--- START OF Records for the exercise ---

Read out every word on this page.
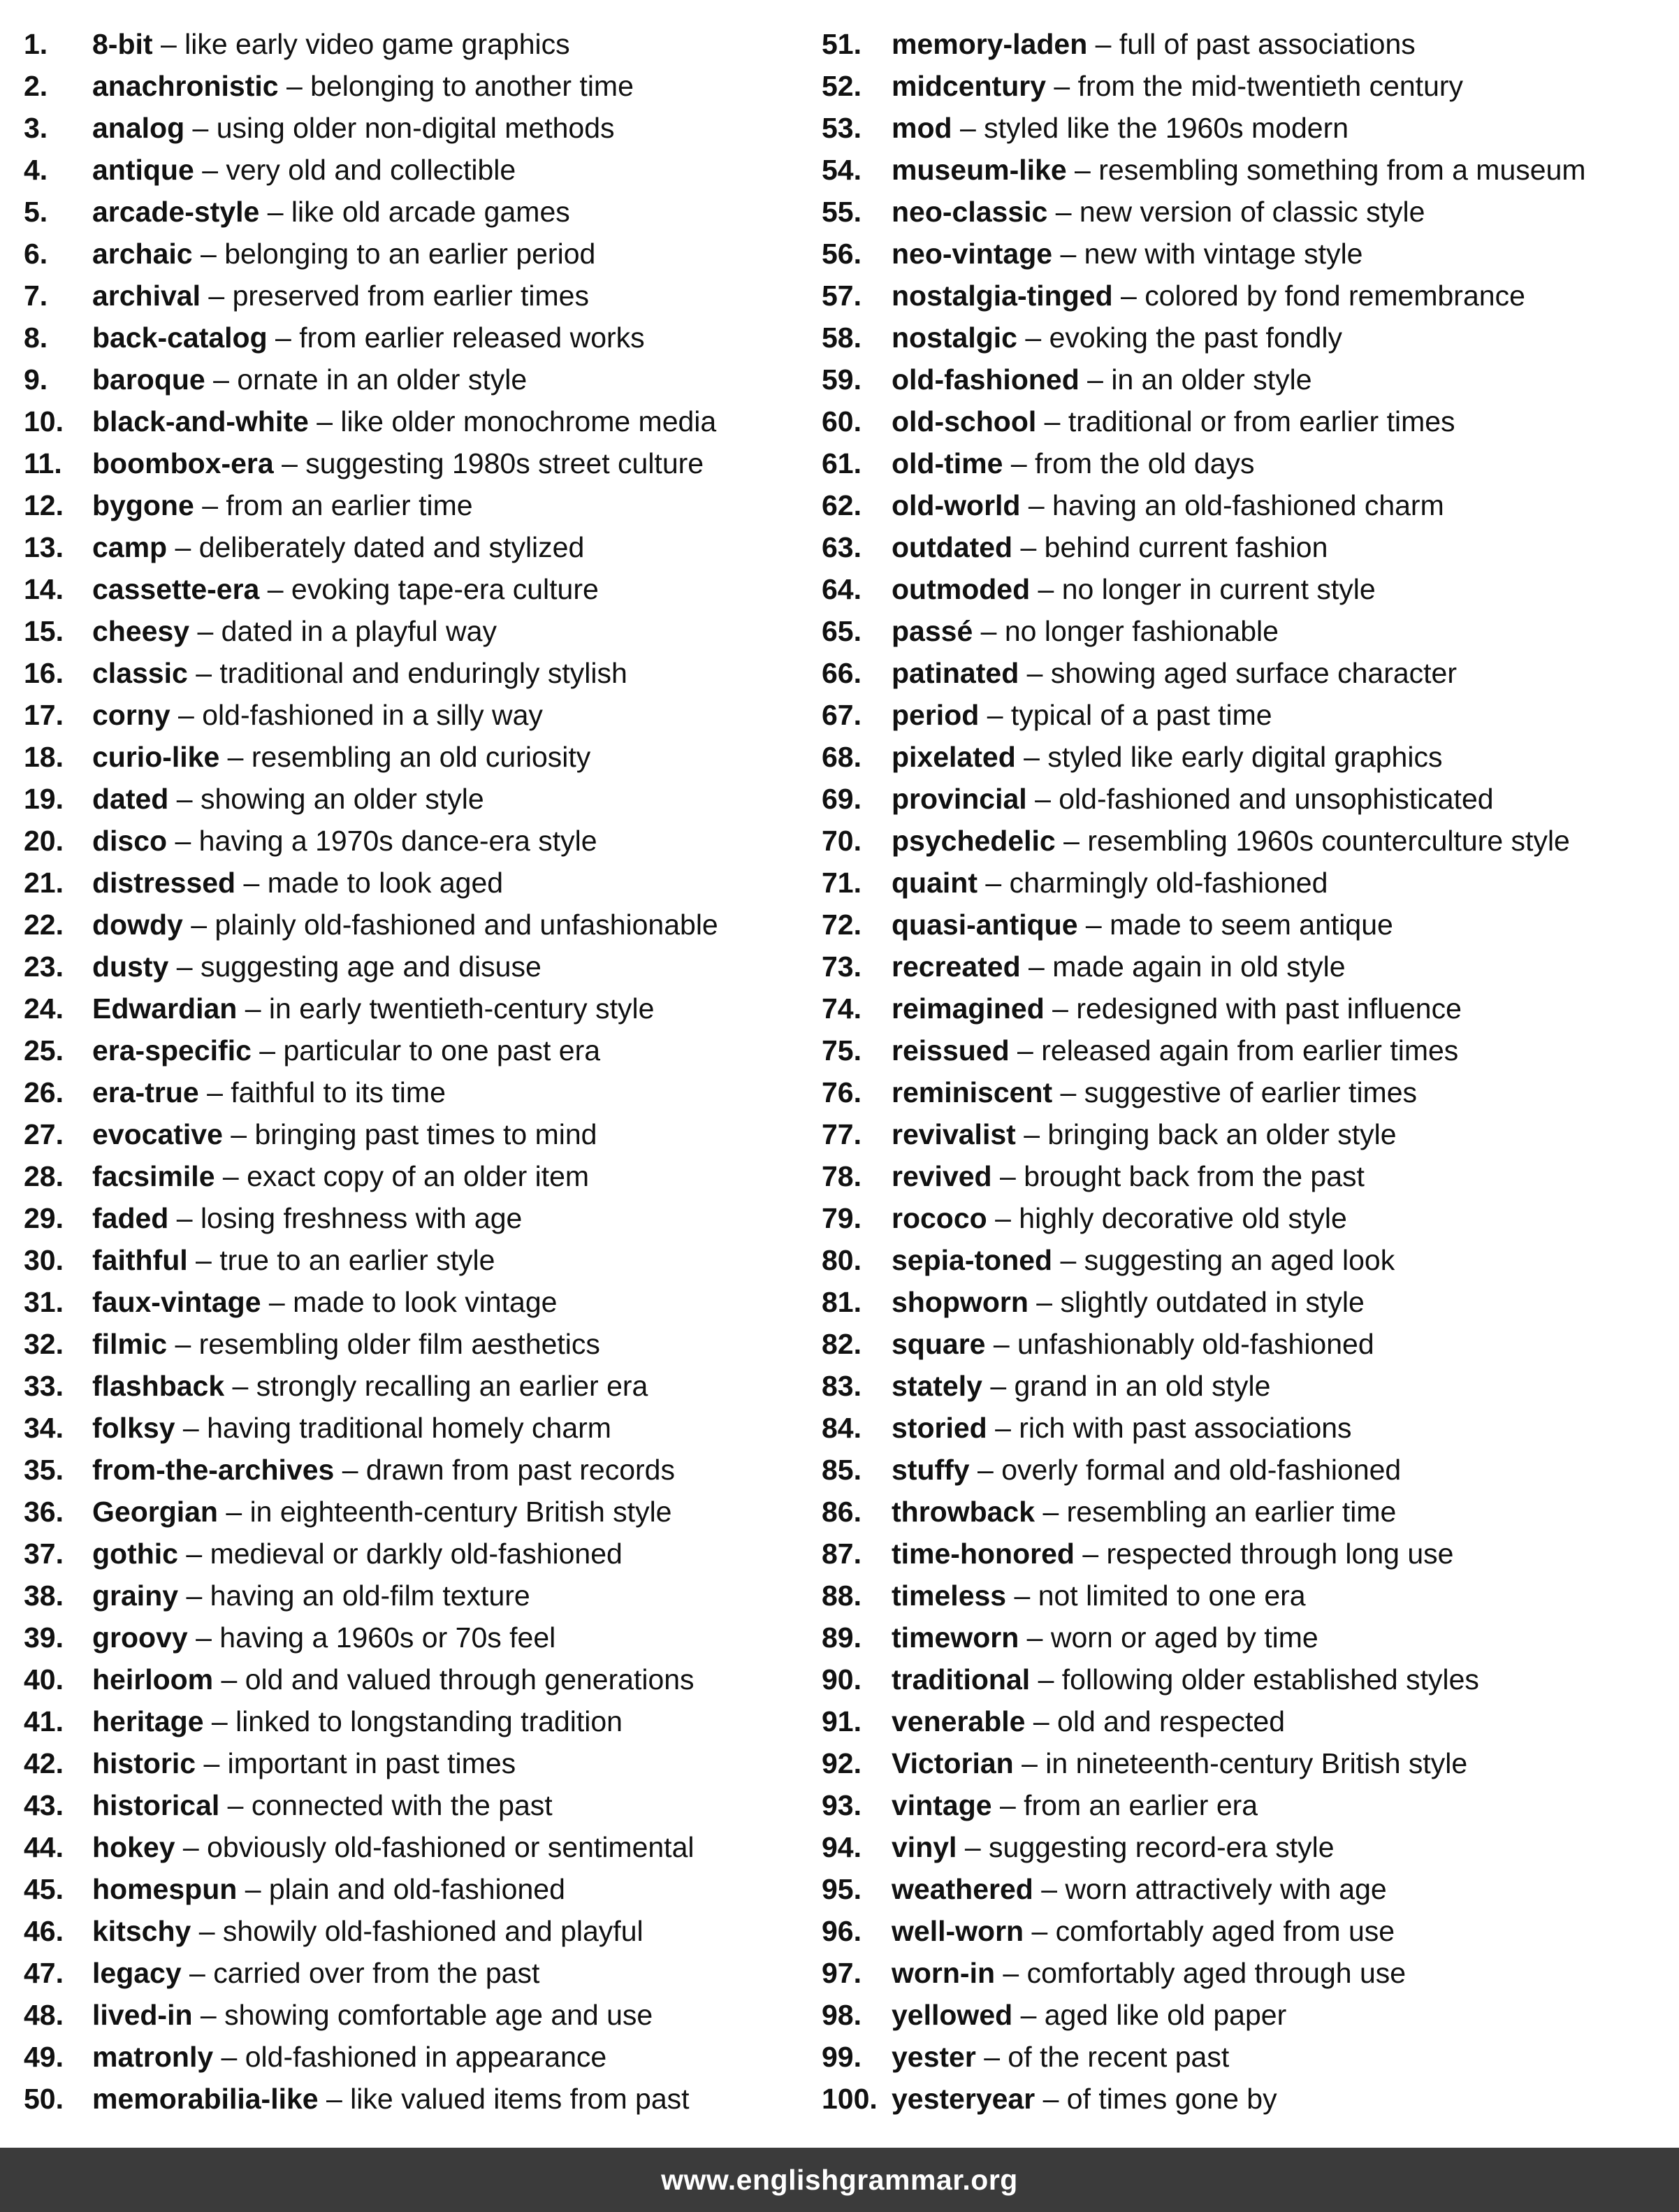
1. 8-bit – like early video game graphics
2. anachronistic – belonging to another time
3. analog – using older non-digital methods
4. antique – very old and collectible
5. arcade-style – like old arcade games
6. archaic – belonging to an earlier period
7. archival – preserved from earlier times
8. back-catalog – from earlier released works
9. baroque – ornate in an older style
10. black-and-white – like older monochrome media
11. boombox-era – suggesting 1980s street culture
12. bygone – from an earlier time
13. camp – deliberately dated and stylized
14. cassette-era – evoking tape-era culture
15. cheesy – dated in a playful way
16. classic – traditional and enduringly stylish
17. corny – old-fashioned in a silly way
18. curio-like – resembling an old curiosity
19. dated – showing an older style
20. disco – having a 1970s dance-era style
21. distressed – made to look aged
22. dowdy – plainly old-fashioned and unfashionable
23. dusty – suggesting age and disuse
24. Edwardian – in early twentieth-century style
25. era-specific – particular to one past era
26. era-true – faithful to its time
27. evocative – bringing past times to mind
28. facsimile – exact copy of an older item
29. faded – losing freshness with age
30. faithful – true to an earlier style
31. faux-vintage – made to look vintage
32. filmic – resembling older film aesthetics
33. flashback – strongly recalling an earlier era
34. folksy – having traditional homely charm
35. from-the-archives – drawn from past records
36. Georgian – in eighteenth-century British style
37. gothic – medieval or darkly old-fashioned
38. grainy – having an old-film texture
39. groovy – having a 1960s or 70s feel
40. heirloom – old and valued through generations
41. heritage – linked to longstanding tradition
42. historic – important in past times
43. historical – connected with the past
44. hokey – obviously old-fashioned or sentimental
45. homespun – plain and old-fashioned
46. kitschy – showily old-fashioned and playful
47. legacy – carried over from the past
48. lived-in – showing comfortable age and use
49. matronly – old-fashioned in appearance
50. memorabilia-like – like valued items from past
51. memory-laden – full of past associations
52. midcentury – from the mid-twentieth century
53. mod – styled like the 1960s modern
54. museum-like – resembling something from a museum
55. neo-classic – new version of classic style
56. neo-vintage – new with vintage style
57. nostalgia-tinged – colored by fond remembrance
58. nostalgic – evoking the past fondly
59. old-fashioned – in an older style
60. old-school – traditional or from earlier times
61. old-time – from the old days
62. old-world – having an old-fashioned charm
63. outdated – behind current fashion
64. outmoded – no longer in current style
65. passé – no longer fashionable
66. patinated – showing aged surface character
67. period – typical of a past time
68. pixelated – styled like early digital graphics
69. provincial – old-fashioned and unsophisticated
70. psychedelic – resembling 1960s counterculture style
71. quaint – charmingly old-fashioned
72. quasi-antique – made to seem antique
73. recreated – made again in old style
74. reimagined – redesigned with past influence
75. reissued – released again from earlier times
76. reminiscent – suggestive of earlier times
77. revivalist – bringing back an older style
78. revived – brought back from the past
79. rococo – highly decorative old style
80. sepia-toned – suggesting an aged look
81. shopworn – slightly outdated in style
82. square – unfashionably old-fashioned
83. stately – grand in an old style
84. storied – rich with past associations
85. stuffy – overly formal and old-fashioned
86. throwback – resembling an earlier time
87. time-honored – respected through long use
88. timeless – not limited to one era
89. timeworn – worn or aged by time
90. traditional – following older established styles
91. venerable – old and respected
92. Victorian – in nineteenth-century British style
93. vintage – from an earlier era
94. vinyl – suggesting record-era style
95. weathered – worn attractively with age
96. well-worn – comfortably aged from use
97. worn-in – comfortably aged through use
98. yellowed – aged like old paper
99. yester – of the recent past
100. yesteryear – of times gone by
www.englishgrammar.org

--- END OF Records for the exercise ---

**Given request**.
Count every line in the entries above where the word "antique" appears; respond with the number alone.

**Solution to the problem**.
2